[Start GIVEN RECORDS]

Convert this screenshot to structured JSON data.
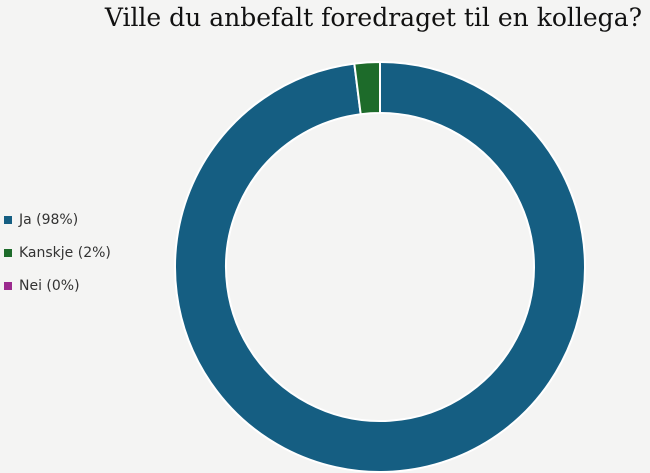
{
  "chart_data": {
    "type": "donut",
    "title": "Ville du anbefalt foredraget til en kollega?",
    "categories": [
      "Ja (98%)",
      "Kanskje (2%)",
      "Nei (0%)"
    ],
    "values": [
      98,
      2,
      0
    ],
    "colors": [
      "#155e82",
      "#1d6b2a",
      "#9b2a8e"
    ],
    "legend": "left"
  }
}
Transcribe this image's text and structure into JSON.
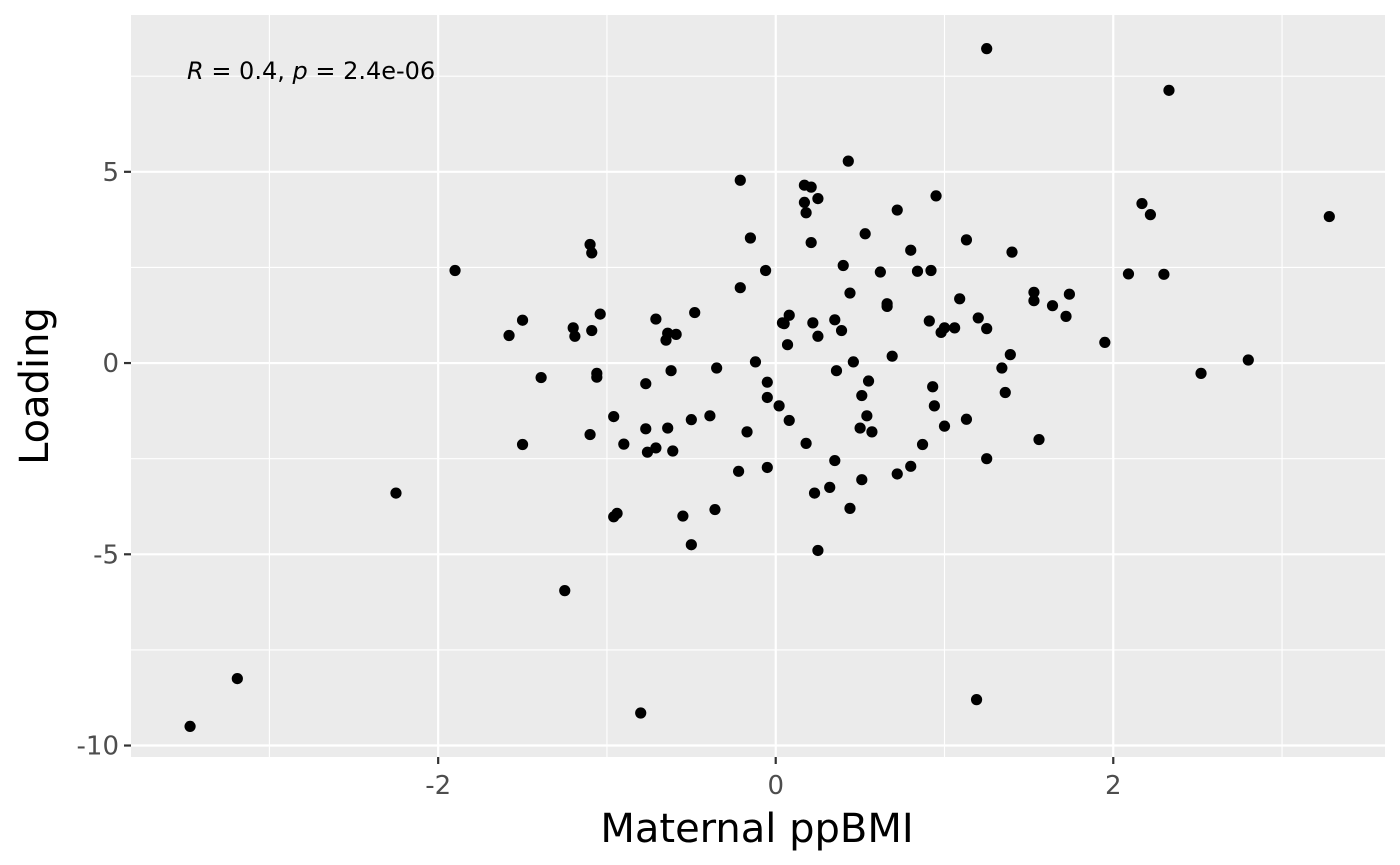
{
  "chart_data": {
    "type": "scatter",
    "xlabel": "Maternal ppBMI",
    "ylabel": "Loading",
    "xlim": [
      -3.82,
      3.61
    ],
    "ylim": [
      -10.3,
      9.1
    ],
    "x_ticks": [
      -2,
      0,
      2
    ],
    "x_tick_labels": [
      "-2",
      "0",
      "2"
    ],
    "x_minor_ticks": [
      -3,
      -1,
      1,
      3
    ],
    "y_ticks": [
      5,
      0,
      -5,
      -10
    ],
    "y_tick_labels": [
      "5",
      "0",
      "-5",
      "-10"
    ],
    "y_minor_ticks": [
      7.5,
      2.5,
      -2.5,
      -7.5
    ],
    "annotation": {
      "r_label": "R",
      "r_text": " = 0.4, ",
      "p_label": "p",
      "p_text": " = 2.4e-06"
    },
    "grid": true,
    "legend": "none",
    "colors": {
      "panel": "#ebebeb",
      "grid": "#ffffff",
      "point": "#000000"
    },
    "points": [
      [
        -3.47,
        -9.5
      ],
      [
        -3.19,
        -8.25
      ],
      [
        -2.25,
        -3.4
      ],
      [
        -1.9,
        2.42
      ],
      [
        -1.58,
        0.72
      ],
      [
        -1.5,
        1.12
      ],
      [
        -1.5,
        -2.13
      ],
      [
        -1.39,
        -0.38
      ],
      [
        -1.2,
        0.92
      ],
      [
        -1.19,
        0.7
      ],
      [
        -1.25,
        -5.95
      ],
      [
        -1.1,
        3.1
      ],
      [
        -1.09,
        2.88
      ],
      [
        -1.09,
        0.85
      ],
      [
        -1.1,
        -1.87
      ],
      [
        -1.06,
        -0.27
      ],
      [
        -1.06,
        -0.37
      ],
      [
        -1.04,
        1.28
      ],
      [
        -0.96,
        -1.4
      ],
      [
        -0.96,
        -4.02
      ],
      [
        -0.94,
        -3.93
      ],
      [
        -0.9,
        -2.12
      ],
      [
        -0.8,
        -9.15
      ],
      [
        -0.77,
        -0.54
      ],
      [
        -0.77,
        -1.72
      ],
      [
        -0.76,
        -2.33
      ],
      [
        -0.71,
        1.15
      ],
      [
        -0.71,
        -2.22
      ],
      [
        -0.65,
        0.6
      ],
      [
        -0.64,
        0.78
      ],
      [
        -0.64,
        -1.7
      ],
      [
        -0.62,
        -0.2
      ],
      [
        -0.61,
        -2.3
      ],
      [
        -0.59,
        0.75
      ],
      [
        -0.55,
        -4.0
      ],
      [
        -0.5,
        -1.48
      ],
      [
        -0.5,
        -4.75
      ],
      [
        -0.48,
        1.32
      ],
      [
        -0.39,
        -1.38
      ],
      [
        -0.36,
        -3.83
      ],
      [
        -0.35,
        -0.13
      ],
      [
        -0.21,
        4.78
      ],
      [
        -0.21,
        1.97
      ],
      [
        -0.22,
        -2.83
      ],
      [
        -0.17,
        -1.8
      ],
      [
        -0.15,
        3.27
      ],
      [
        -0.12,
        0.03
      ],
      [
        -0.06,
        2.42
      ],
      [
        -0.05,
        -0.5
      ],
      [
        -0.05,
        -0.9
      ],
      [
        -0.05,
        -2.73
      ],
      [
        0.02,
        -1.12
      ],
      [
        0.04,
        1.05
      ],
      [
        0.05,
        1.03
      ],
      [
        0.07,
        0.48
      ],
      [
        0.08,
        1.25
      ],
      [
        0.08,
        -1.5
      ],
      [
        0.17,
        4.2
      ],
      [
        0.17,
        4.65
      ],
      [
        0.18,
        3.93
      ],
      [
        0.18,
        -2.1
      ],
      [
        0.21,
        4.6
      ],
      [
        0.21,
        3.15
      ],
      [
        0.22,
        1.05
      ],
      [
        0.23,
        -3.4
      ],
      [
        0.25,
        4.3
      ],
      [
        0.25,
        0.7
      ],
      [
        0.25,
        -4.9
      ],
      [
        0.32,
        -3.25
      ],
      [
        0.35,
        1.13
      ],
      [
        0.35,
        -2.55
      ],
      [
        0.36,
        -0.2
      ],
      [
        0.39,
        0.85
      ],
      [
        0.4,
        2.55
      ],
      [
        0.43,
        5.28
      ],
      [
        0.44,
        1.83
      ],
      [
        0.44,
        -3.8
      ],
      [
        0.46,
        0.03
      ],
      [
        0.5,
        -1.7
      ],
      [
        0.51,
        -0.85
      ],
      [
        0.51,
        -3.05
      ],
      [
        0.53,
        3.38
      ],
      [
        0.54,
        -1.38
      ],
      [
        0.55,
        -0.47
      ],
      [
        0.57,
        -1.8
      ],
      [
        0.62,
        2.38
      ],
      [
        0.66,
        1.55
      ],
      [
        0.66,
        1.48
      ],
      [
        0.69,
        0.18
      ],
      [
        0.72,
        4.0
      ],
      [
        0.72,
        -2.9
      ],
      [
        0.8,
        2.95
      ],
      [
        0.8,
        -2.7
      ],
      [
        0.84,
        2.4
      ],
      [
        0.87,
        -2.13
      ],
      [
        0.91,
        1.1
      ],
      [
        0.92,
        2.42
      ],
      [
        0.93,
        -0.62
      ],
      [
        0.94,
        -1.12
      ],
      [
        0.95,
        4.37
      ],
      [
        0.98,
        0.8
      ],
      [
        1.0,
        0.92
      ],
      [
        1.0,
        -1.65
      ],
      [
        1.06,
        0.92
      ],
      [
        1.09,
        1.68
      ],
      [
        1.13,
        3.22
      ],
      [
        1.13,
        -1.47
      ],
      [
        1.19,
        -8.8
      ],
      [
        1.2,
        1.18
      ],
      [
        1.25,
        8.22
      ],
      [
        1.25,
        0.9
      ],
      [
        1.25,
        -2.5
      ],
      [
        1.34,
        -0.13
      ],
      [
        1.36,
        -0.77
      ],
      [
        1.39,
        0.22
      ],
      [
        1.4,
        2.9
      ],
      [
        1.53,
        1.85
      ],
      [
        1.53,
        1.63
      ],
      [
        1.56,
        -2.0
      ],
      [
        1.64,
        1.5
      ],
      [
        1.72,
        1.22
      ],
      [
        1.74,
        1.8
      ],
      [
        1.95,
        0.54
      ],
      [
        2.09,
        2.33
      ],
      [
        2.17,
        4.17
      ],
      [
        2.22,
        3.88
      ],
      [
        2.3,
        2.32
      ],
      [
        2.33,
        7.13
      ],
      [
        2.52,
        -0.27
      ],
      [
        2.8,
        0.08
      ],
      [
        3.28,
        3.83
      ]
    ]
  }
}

[End GIVEN RECORDS]

Write out the records above once more, word for word, with no pictures.

THE COMPLETED TASK:
Convert this screenshot to structured JSON data.
{
  "chart_data": {
    "type": "donut",
    "title": "Ville du anbefalt foredraget til en kollega?",
    "categories": [
      "Ja (98%)",
      "Kanskje (2%)",
      "Nei (0%)"
    ],
    "values": [
      98,
      2,
      0
    ],
    "colors": [
      "#155e82",
      "#1d6b2a",
      "#9b2a8e"
    ],
    "legend": "left"
  }
}
Transcribe this image's text and structure into JSON.
{
  "chart_data": {
    "type": "scatter",
    "xlabel": "Maternal ppBMI",
    "ylabel": "Loading",
    "xlim": [
      -3.82,
      3.61
    ],
    "ylim": [
      -10.3,
      9.1
    ],
    "x_ticks": [
      -2,
      0,
      2
    ],
    "x_tick_labels": [
      "-2",
      "0",
      "2"
    ],
    "x_minor_ticks": [
      -3,
      -1,
      1,
      3
    ],
    "y_ticks": [
      5,
      0,
      -5,
      -10
    ],
    "y_tick_labels": [
      "5",
      "0",
      "-5",
      "-10"
    ],
    "y_minor_ticks": [
      7.5,
      2.5,
      -2.5,
      -7.5
    ],
    "annotation": {
      "r_label": "R",
      "r_text": " = 0.4, ",
      "p_label": "p",
      "p_text": " = 2.4e-06"
    },
    "grid": true,
    "legend": "none",
    "colors": {
      "panel": "#ebebeb",
      "grid": "#ffffff",
      "point": "#000000"
    },
    "points": [
      [
        -3.47,
        -9.5
      ],
      [
        -3.19,
        -8.25
      ],
      [
        -2.25,
        -3.4
      ],
      [
        -1.9,
        2.42
      ],
      [
        -1.58,
        0.72
      ],
      [
        -1.5,
        1.12
      ],
      [
        -1.5,
        -2.13
      ],
      [
        -1.39,
        -0.38
      ],
      [
        -1.2,
        0.92
      ],
      [
        -1.19,
        0.7
      ],
      [
        -1.25,
        -5.95
      ],
      [
        -1.1,
        3.1
      ],
      [
        -1.09,
        2.88
      ],
      [
        -1.09,
        0.85
      ],
      [
        -1.1,
        -1.87
      ],
      [
        -1.06,
        -0.27
      ],
      [
        -1.06,
        -0.37
      ],
      [
        -1.04,
        1.28
      ],
      [
        -0.96,
        -1.4
      ],
      [
        -0.96,
        -4.02
      ],
      [
        -0.94,
        -3.93
      ],
      [
        -0.9,
        -2.12
      ],
      [
        -0.8,
        -9.15
      ],
      [
        -0.77,
        -0.54
      ],
      [
        -0.77,
        -1.72
      ],
      [
        -0.76,
        -2.33
      ],
      [
        -0.71,
        1.15
      ],
      [
        -0.71,
        -2.22
      ],
      [
        -0.65,
        0.6
      ],
      [
        -0.64,
        0.78
      ],
      [
        -0.64,
        -1.7
      ],
      [
        -0.62,
        -0.2
      ],
      [
        -0.61,
        -2.3
      ],
      [
        -0.59,
        0.75
      ],
      [
        -0.55,
        -4.0
      ],
      [
        -0.5,
        -1.48
      ],
      [
        -0.5,
        -4.75
      ],
      [
        -0.48,
        1.32
      ],
      [
        -0.39,
        -1.38
      ],
      [
        -0.36,
        -3.83
      ],
      [
        -0.35,
        -0.13
      ],
      [
        -0.21,
        4.78
      ],
      [
        -0.21,
        1.97
      ],
      [
        -0.22,
        -2.83
      ],
      [
        -0.17,
        -1.8
      ],
      [
        -0.15,
        3.27
      ],
      [
        -0.12,
        0.03
      ],
      [
        -0.06,
        2.42
      ],
      [
        -0.05,
        -0.5
      ],
      [
        -0.05,
        -0.9
      ],
      [
        -0.05,
        -2.73
      ],
      [
        0.02,
        -1.12
      ],
      [
        0.04,
        1.05
      ],
      [
        0.05,
        1.03
      ],
      [
        0.07,
        0.48
      ],
      [
        0.08,
        1.25
      ],
      [
        0.08,
        -1.5
      ],
      [
        0.17,
        4.2
      ],
      [
        0.17,
        4.65
      ],
      [
        0.18,
        3.93
      ],
      [
        0.18,
        -2.1
      ],
      [
        0.21,
        4.6
      ],
      [
        0.21,
        3.15
      ],
      [
        0.22,
        1.05
      ],
      [
        0.23,
        -3.4
      ],
      [
        0.25,
        4.3
      ],
      [
        0.25,
        0.7
      ],
      [
        0.25,
        -4.9
      ],
      [
        0.32,
        -3.25
      ],
      [
        0.35,
        1.13
      ],
      [
        0.35,
        -2.55
      ],
      [
        0.36,
        -0.2
      ],
      [
        0.39,
        0.85
      ],
      [
        0.4,
        2.55
      ],
      [
        0.43,
        5.28
      ],
      [
        0.44,
        1.83
      ],
      [
        0.44,
        -3.8
      ],
      [
        0.46,
        0.03
      ],
      [
        0.5,
        -1.7
      ],
      [
        0.51,
        -0.85
      ],
      [
        0.51,
        -3.05
      ],
      [
        0.53,
        3.38
      ],
      [
        0.54,
        -1.38
      ],
      [
        0.55,
        -0.47
      ],
      [
        0.57,
        -1.8
      ],
      [
        0.62,
        2.38
      ],
      [
        0.66,
        1.55
      ],
      [
        0.66,
        1.48
      ],
      [
        0.69,
        0.18
      ],
      [
        0.72,
        4.0
      ],
      [
        0.72,
        -2.9
      ],
      [
        0.8,
        2.95
      ],
      [
        0.8,
        -2.7
      ],
      [
        0.84,
        2.4
      ],
      [
        0.87,
        -2.13
      ],
      [
        0.91,
        1.1
      ],
      [
        0.92,
        2.42
      ],
      [
        0.93,
        -0.62
      ],
      [
        0.94,
        -1.12
      ],
      [
        0.95,
        4.37
      ],
      [
        0.98,
        0.8
      ],
      [
        1.0,
        0.92
      ],
      [
        1.0,
        -1.65
      ],
      [
        1.06,
        0.92
      ],
      [
        1.09,
        1.68
      ],
      [
        1.13,
        3.22
      ],
      [
        1.13,
        -1.47
      ],
      [
        1.19,
        -8.8
      ],
      [
        1.2,
        1.18
      ],
      [
        1.25,
        8.22
      ],
      [
        1.25,
        0.9
      ],
      [
        1.25,
        -2.5
      ],
      [
        1.34,
        -0.13
      ],
      [
        1.36,
        -0.77
      ],
      [
        1.39,
        0.22
      ],
      [
        1.4,
        2.9
      ],
      [
        1.53,
        1.85
      ],
      [
        1.53,
        1.63
      ],
      [
        1.56,
        -2.0
      ],
      [
        1.64,
        1.5
      ],
      [
        1.72,
        1.22
      ],
      [
        1.74,
        1.8
      ],
      [
        1.95,
        0.54
      ],
      [
        2.09,
        2.33
      ],
      [
        2.17,
        4.17
      ],
      [
        2.22,
        3.88
      ],
      [
        2.3,
        2.32
      ],
      [
        2.33,
        7.13
      ],
      [
        2.52,
        -0.27
      ],
      [
        2.8,
        0.08
      ],
      [
        3.28,
        3.83
      ]
    ]
  }
}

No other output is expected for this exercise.